## Task details
Please repeat all of the listing exactly.

## Records for this exercise
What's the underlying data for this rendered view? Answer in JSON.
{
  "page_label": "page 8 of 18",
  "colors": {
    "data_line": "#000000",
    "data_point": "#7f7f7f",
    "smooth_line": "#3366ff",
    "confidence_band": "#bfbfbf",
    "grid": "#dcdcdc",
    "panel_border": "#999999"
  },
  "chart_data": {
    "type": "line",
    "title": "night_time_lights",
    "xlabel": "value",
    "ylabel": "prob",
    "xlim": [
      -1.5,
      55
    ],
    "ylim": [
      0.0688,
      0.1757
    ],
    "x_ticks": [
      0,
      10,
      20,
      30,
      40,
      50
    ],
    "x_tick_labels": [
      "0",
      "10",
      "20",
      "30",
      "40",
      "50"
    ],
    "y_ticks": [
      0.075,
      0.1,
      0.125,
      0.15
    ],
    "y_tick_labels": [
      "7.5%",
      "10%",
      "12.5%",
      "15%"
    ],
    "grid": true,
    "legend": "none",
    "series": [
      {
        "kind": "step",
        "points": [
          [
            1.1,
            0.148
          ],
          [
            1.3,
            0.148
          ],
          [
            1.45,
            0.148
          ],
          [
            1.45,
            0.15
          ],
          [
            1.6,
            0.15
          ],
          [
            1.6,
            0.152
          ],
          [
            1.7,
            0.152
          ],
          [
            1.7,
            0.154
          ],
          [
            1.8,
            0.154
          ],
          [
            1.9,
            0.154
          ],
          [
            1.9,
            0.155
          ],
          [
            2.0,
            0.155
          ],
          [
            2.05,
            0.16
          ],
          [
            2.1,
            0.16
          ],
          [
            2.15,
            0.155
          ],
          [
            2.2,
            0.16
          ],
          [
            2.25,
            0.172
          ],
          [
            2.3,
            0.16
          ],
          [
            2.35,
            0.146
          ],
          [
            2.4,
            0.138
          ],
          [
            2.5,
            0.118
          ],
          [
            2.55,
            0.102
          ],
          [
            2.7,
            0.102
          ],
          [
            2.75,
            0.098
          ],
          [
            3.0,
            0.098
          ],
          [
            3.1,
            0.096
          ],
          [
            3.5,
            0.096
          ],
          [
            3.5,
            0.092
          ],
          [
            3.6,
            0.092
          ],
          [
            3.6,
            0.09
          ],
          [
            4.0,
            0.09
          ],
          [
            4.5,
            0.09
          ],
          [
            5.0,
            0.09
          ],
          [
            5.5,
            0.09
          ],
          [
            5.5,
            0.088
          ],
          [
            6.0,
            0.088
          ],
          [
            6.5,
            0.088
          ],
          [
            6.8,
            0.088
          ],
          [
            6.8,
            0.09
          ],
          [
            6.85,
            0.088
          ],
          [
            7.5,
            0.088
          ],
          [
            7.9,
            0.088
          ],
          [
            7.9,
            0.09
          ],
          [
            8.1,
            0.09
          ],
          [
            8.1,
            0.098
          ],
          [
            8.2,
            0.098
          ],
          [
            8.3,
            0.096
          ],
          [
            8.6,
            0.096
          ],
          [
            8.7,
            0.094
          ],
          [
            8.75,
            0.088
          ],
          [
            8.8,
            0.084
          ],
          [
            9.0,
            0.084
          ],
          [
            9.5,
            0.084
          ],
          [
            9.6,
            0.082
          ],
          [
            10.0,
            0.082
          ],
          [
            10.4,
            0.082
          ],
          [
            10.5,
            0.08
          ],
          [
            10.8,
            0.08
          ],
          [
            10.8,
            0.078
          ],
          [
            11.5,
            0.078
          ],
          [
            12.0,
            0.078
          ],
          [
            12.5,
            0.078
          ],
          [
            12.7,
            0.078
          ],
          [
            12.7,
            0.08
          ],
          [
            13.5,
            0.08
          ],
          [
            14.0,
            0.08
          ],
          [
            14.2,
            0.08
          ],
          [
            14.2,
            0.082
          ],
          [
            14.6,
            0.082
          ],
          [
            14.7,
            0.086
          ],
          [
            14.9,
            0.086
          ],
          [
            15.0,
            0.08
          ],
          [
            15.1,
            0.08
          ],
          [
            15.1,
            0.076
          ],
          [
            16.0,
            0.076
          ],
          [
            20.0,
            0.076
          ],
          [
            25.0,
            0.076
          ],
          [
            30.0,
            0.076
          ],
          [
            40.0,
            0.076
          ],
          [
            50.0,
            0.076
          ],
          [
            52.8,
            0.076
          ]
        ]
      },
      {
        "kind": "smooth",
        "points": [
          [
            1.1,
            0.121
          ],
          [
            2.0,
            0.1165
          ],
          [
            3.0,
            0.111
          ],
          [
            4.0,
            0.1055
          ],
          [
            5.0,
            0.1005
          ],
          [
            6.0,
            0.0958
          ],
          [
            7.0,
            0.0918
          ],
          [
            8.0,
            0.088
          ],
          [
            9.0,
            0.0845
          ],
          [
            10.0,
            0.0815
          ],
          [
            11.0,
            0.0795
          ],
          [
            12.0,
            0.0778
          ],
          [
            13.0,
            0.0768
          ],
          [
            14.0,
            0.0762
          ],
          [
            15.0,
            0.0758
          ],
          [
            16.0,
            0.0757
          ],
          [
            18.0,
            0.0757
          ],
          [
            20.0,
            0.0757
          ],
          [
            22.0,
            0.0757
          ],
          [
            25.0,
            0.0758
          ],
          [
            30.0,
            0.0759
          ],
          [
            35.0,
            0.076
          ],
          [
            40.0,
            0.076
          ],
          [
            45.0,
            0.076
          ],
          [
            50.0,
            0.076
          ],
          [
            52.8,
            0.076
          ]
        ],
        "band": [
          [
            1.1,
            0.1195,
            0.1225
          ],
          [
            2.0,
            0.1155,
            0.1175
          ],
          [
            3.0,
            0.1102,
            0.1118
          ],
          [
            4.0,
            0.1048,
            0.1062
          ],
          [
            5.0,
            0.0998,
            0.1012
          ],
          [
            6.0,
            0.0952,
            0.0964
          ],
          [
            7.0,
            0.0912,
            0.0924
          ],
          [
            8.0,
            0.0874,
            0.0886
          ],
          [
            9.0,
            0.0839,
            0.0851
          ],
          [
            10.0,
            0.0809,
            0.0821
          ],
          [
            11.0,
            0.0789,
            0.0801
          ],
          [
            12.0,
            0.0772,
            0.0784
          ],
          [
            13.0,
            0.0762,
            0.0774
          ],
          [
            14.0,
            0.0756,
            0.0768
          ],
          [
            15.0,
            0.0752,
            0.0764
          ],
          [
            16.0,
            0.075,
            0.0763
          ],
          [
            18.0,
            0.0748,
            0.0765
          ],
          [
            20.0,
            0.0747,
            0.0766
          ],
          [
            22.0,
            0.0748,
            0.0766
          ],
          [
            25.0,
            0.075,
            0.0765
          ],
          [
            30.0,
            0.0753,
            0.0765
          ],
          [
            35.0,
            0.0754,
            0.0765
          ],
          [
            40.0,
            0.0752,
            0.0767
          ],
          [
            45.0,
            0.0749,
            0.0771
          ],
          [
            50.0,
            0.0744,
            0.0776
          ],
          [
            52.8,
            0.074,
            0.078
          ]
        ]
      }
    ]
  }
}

## Answer to this problem
What's the underlying data for this rendered view? Answer in JSON.
{
  "page_label": "page 8 of 18",
  "colors": {
    "data_line": "#000000",
    "data_point": "#7f7f7f",
    "smooth_line": "#3366ff",
    "confidence_band": "#bfbfbf",
    "grid": "#dcdcdc",
    "panel_border": "#999999"
  },
  "chart_data": {
    "type": "line",
    "title": "night_time_lights",
    "xlabel": "value",
    "ylabel": "prob",
    "xlim": [
      -1.5,
      55
    ],
    "ylim": [
      0.0688,
      0.1757
    ],
    "x_ticks": [
      0,
      10,
      20,
      30,
      40,
      50
    ],
    "x_tick_labels": [
      "0",
      "10",
      "20",
      "30",
      "40",
      "50"
    ],
    "y_ticks": [
      0.075,
      0.1,
      0.125,
      0.15
    ],
    "y_tick_labels": [
      "7.5%",
      "10%",
      "12.5%",
      "15%"
    ],
    "grid": true,
    "legend": "none",
    "series": [
      {
        "kind": "step",
        "points": [
          [
            1.1,
            0.148
          ],
          [
            1.3,
            0.148
          ],
          [
            1.45,
            0.148
          ],
          [
            1.45,
            0.15
          ],
          [
            1.6,
            0.15
          ],
          [
            1.6,
            0.152
          ],
          [
            1.7,
            0.152
          ],
          [
            1.7,
            0.154
          ],
          [
            1.8,
            0.154
          ],
          [
            1.9,
            0.154
          ],
          [
            1.9,
            0.155
          ],
          [
            2.0,
            0.155
          ],
          [
            2.05,
            0.16
          ],
          [
            2.1,
            0.16
          ],
          [
            2.15,
            0.155
          ],
          [
            2.2,
            0.16
          ],
          [
            2.25,
            0.172
          ],
          [
            2.3,
            0.16
          ],
          [
            2.35,
            0.146
          ],
          [
            2.4,
            0.138
          ],
          [
            2.5,
            0.118
          ],
          [
            2.55,
            0.102
          ],
          [
            2.7,
            0.102
          ],
          [
            2.75,
            0.098
          ],
          [
            3.0,
            0.098
          ],
          [
            3.1,
            0.096
          ],
          [
            3.5,
            0.096
          ],
          [
            3.5,
            0.092
          ],
          [
            3.6,
            0.092
          ],
          [
            3.6,
            0.09
          ],
          [
            4.0,
            0.09
          ],
          [
            4.5,
            0.09
          ],
          [
            5.0,
            0.09
          ],
          [
            5.5,
            0.09
          ],
          [
            5.5,
            0.088
          ],
          [
            6.0,
            0.088
          ],
          [
            6.5,
            0.088
          ],
          [
            6.8,
            0.088
          ],
          [
            6.8,
            0.09
          ],
          [
            6.85,
            0.088
          ],
          [
            7.5,
            0.088
          ],
          [
            7.9,
            0.088
          ],
          [
            7.9,
            0.09
          ],
          [
            8.1,
            0.09
          ],
          [
            8.1,
            0.098
          ],
          [
            8.2,
            0.098
          ],
          [
            8.3,
            0.096
          ],
          [
            8.6,
            0.096
          ],
          [
            8.7,
            0.094
          ],
          [
            8.75,
            0.088
          ],
          [
            8.8,
            0.084
          ],
          [
            9.0,
            0.084
          ],
          [
            9.5,
            0.084
          ],
          [
            9.6,
            0.082
          ],
          [
            10.0,
            0.082
          ],
          [
            10.4,
            0.082
          ],
          [
            10.5,
            0.08
          ],
          [
            10.8,
            0.08
          ],
          [
            10.8,
            0.078
          ],
          [
            11.5,
            0.078
          ],
          [
            12.0,
            0.078
          ],
          [
            12.5,
            0.078
          ],
          [
            12.7,
            0.078
          ],
          [
            12.7,
            0.08
          ],
          [
            13.5,
            0.08
          ],
          [
            14.0,
            0.08
          ],
          [
            14.2,
            0.08
          ],
          [
            14.2,
            0.082
          ],
          [
            14.6,
            0.082
          ],
          [
            14.7,
            0.086
          ],
          [
            14.9,
            0.086
          ],
          [
            15.0,
            0.08
          ],
          [
            15.1,
            0.08
          ],
          [
            15.1,
            0.076
          ],
          [
            16.0,
            0.076
          ],
          [
            20.0,
            0.076
          ],
          [
            25.0,
            0.076
          ],
          [
            30.0,
            0.076
          ],
          [
            40.0,
            0.076
          ],
          [
            50.0,
            0.076
          ],
          [
            52.8,
            0.076
          ]
        ]
      },
      {
        "kind": "smooth",
        "points": [
          [
            1.1,
            0.121
          ],
          [
            2.0,
            0.1165
          ],
          [
            3.0,
            0.111
          ],
          [
            4.0,
            0.1055
          ],
          [
            5.0,
            0.1005
          ],
          [
            6.0,
            0.0958
          ],
          [
            7.0,
            0.0918
          ],
          [
            8.0,
            0.088
          ],
          [
            9.0,
            0.0845
          ],
          [
            10.0,
            0.0815
          ],
          [
            11.0,
            0.0795
          ],
          [
            12.0,
            0.0778
          ],
          [
            13.0,
            0.0768
          ],
          [
            14.0,
            0.0762
          ],
          [
            15.0,
            0.0758
          ],
          [
            16.0,
            0.0757
          ],
          [
            18.0,
            0.0757
          ],
          [
            20.0,
            0.0757
          ],
          [
            22.0,
            0.0757
          ],
          [
            25.0,
            0.0758
          ],
          [
            30.0,
            0.0759
          ],
          [
            35.0,
            0.076
          ],
          [
            40.0,
            0.076
          ],
          [
            45.0,
            0.076
          ],
          [
            50.0,
            0.076
          ],
          [
            52.8,
            0.076
          ]
        ],
        "band": [
          [
            1.1,
            0.1195,
            0.1225
          ],
          [
            2.0,
            0.1155,
            0.1175
          ],
          [
            3.0,
            0.1102,
            0.1118
          ],
          [
            4.0,
            0.1048,
            0.1062
          ],
          [
            5.0,
            0.0998,
            0.1012
          ],
          [
            6.0,
            0.0952,
            0.0964
          ],
          [
            7.0,
            0.0912,
            0.0924
          ],
          [
            8.0,
            0.0874,
            0.0886
          ],
          [
            9.0,
            0.0839,
            0.0851
          ],
          [
            10.0,
            0.0809,
            0.0821
          ],
          [
            11.0,
            0.0789,
            0.0801
          ],
          [
            12.0,
            0.0772,
            0.0784
          ],
          [
            13.0,
            0.0762,
            0.0774
          ],
          [
            14.0,
            0.0756,
            0.0768
          ],
          [
            15.0,
            0.0752,
            0.0764
          ],
          [
            16.0,
            0.075,
            0.0763
          ],
          [
            18.0,
            0.0748,
            0.0765
          ],
          [
            20.0,
            0.0747,
            0.0766
          ],
          [
            22.0,
            0.0748,
            0.0766
          ],
          [
            25.0,
            0.075,
            0.0765
          ],
          [
            30.0,
            0.0753,
            0.0765
          ],
          [
            35.0,
            0.0754,
            0.0765
          ],
          [
            40.0,
            0.0752,
            0.0767
          ],
          [
            45.0,
            0.0749,
            0.0771
          ],
          [
            50.0,
            0.0744,
            0.0776
          ],
          [
            52.8,
            0.074,
            0.078
          ]
        ]
      }
    ]
  }
}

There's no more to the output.